## CONSIGNE 1
Comptez les lignes des entrées qui contiennent la chaîne « each » et indiquez uniquement ce nombre.

Aoun : Une justice tardive n’est pas une justice

Renouant avec une tradition négligée depuis 2010, le CSM inaugure la nouvelle année judiciaire en grande pompe. Le 8 juin sera désormais commémoré comme la journée des « martyrs de la justice ».

Le chef de l’État prononçant son discours lors de l’ouverture de l’année judiciaire 2017-2018. Photo ANI

Le corps de la magistrature a renoué hier avec une tradition négligée depuis sept ans : l'organisation d'une cérémonie oratoire pour l'inauguration de la nouvelle année judiciaire. Une solennité particulière a entouré cette année cette cérémonie, qui s'est tenue dans la salle des pas perdus du Palais de justice, en présence des trois présidents, Michel Aoun, Nabih Berry et Saad Hariri, ainsi qu'en présence du ministre de la Justice Salim Jreissati, des deux bâtonniers de Beyrouth et Tripoli, Antonio el-Hachem et Fahd Mokaddem, des anciens chefs de l'État Amine Gemayel et Michel Sleiman, de tous les corps constitués de la magistrature et d'une foule d'officiels, de juges, d'avocats et de membres du corps diplomatique.

Avant de prendre la parole, le chef de l'État a décrété que le 8 juin sera désormais commémoré comme la journée des « martyrs de la justice », en hommage aux quatre juges assassinés le 8 juin 1999 à Saïda, au Liban-Sud. Hassan Osman, Imad Fouad Chéhab, Walid Harmouche et Assem Bou Daher qui occupaient respectivement les postes de président et de membres de la Cour criminelle de Saïda, et de procureur général auprès de cette cour, avaient été mitraillés en plein prétoire. On sait que l'acte d'accusation dans cette affaire qui a défrayé la chronique vient de paraître et qu'il incrimine plusieurs membres de l'organisation islamiste Osbat el-Ansar.

Des mots prononcés hier à cette occasion se distingue celui du chef de l'État, qui a développé à gros traits sa vision du système judiciaire, « pierre angulaire de toutes les institutions », définissant comme relevant de la justice « toutes les institutions qui règlent les différents entre les personnes et publient des jugements, ou qui décident de la validité ou de l'invalidité d'un jugement, en cas de recours ».

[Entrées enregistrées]
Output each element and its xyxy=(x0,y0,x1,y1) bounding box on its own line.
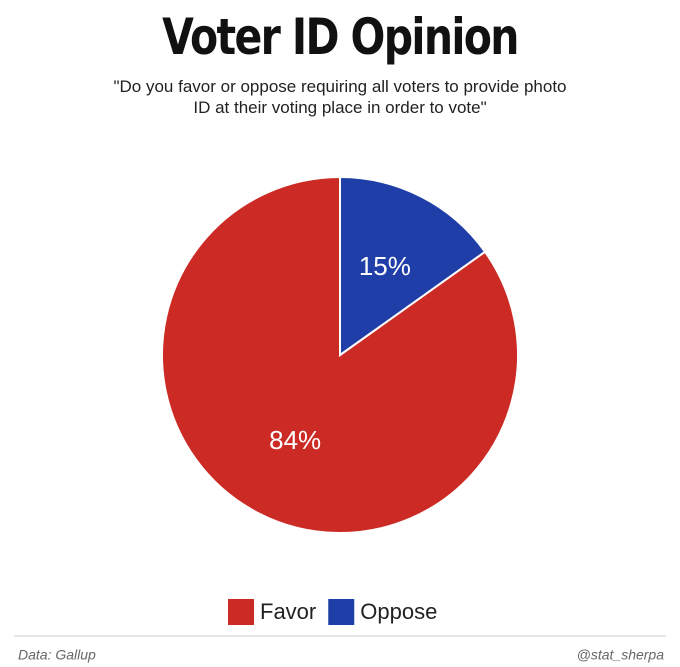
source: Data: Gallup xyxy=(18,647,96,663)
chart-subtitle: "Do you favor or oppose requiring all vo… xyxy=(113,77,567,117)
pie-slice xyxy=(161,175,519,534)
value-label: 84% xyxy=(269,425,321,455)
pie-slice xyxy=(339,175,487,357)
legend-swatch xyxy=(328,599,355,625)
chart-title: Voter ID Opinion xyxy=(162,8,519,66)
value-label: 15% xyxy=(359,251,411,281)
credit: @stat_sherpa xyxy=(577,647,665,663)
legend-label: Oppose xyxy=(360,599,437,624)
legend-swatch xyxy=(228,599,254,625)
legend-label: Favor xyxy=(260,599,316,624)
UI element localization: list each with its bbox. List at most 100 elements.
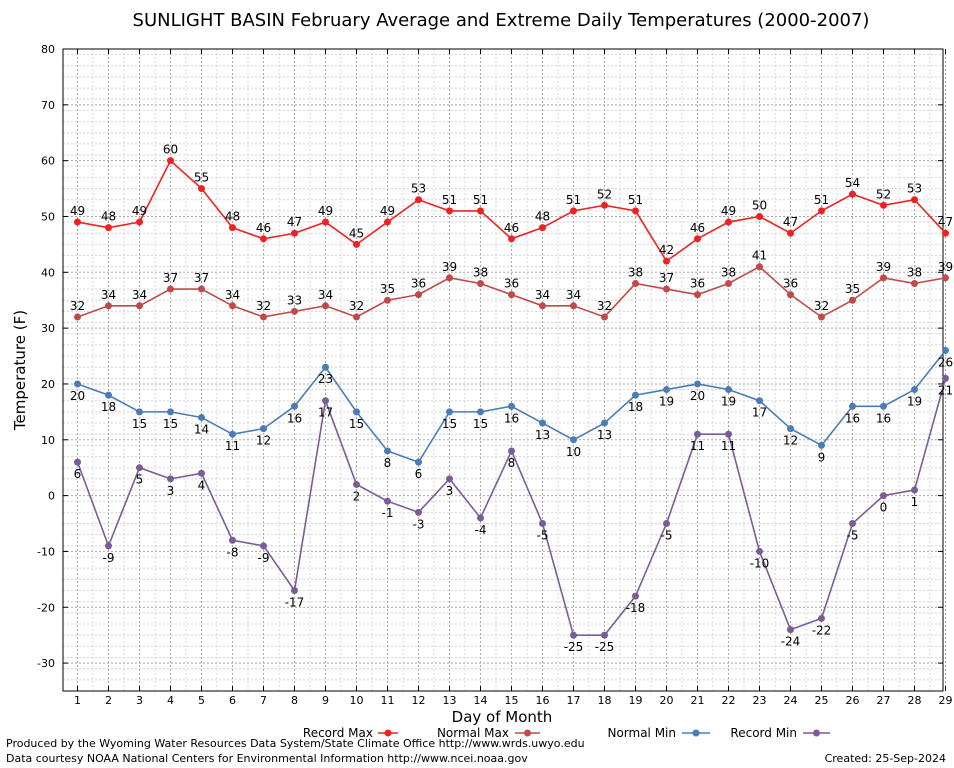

## CONSIGNE 2
Rédigez la suite de l'article ci-dessus sur la rentrée judiciaire, en partant de sa dernière phrase.

## RÉSULTAT 1
2

## RÉSULTAT 2
 

Corps élu
Puis le chef de l'État a parlé de la possibilité de transformer la magistrature « en un corps élu », et non plus partiellement nommé, de sorte que son statut soit celui d'un pouvoir indépendant, « y compris sur le plan administratif ».
Mais, a-t-il relevé, « ce changement demande du temps et présente des difficultés. Entre-temps, il faut réaliser que les lois et règlements n'ont pas de valeur et ne garantissent pas la justice, si celui qui veille à leur application n'a pas les vertus morales, la compétence et la conscience éclairée qui lui permettent de vaincre la peur et la séduction ».

Des « rumeurs » accusent le système judiciaire d'être « corrompu, inefficace ou vendu au pouvoir politique, a reconnu le chef de l'État (...) et lorsque les rumeurs abondent, elles ont tendance à être confondues avec la vérité (...), ce qui tue tout sens critique dans l'opinion et l'entraîne à la généralisation ».
Le président a relevé de ce fait que « l'opinion publique » possède désormais un poids qu'elle n'avait pas avant l'ère numérique, et qu'il faut désormais en tenir compte, « en formulant de nouvelles règles de contrôle ».

 

(Lire aussi : Abou Mahjan et ses complices accusés de l'assassinat des quatre magistrats à Saïda)

 

 

Protéger les investisseurs
Mais, a-t-il avancé, la justice ferait bien de se saisir rapidement de telles rumeurs, surtout « quand elles démoralisent la société, comme c'est arrivé dernièrement avec des rumeurs portant sur la situation financière, la stabilité de la monnaie nationale, l'état de la sécurité, l'institution militaire, sans parler des accusations de marchés suspects ou de corruption lancées à la légère ». « Enquêtons, a affirmé en substance le président, et de deux choses l'une : où nous arrêterons un criminel, ou nous arrêterons un menteur. »

Le chef de l'État est revenu ensuite sur la mise en accusation de personnes détenant des postes de responsabilité. « Pourquoi la justice n'entend pas ces responsables comme témoins ? » a-t-il demandé, estimant qu'il n'est pas nécessaire dans ces cas-là de lever leur immunité.
Et d'ajouter, laconique, mais pressant les juges d'agir : « Dites-moi donc si l'on peut édifier une société solidaire avec des gens qui ne se font pas confiance ? »

Et Michel Aoun de rappeler aux magistrats leur responsabilité dans le redressement économique, précisant que « la stabilité ne suffit pas », mais qu'il faut y ajouter le droit. « Les investisseurs, a-t-il précisé, doivent sentir que leurs droits sont protégés », et qu'ils n'ont pas besoin d'un « protecteur politique » pour engager leurs capitaux. « La seule couverture dont ces investisseurs ont besoin, c'est celle que la loi et vous-mêmes leur assurent », a-t-il insisté.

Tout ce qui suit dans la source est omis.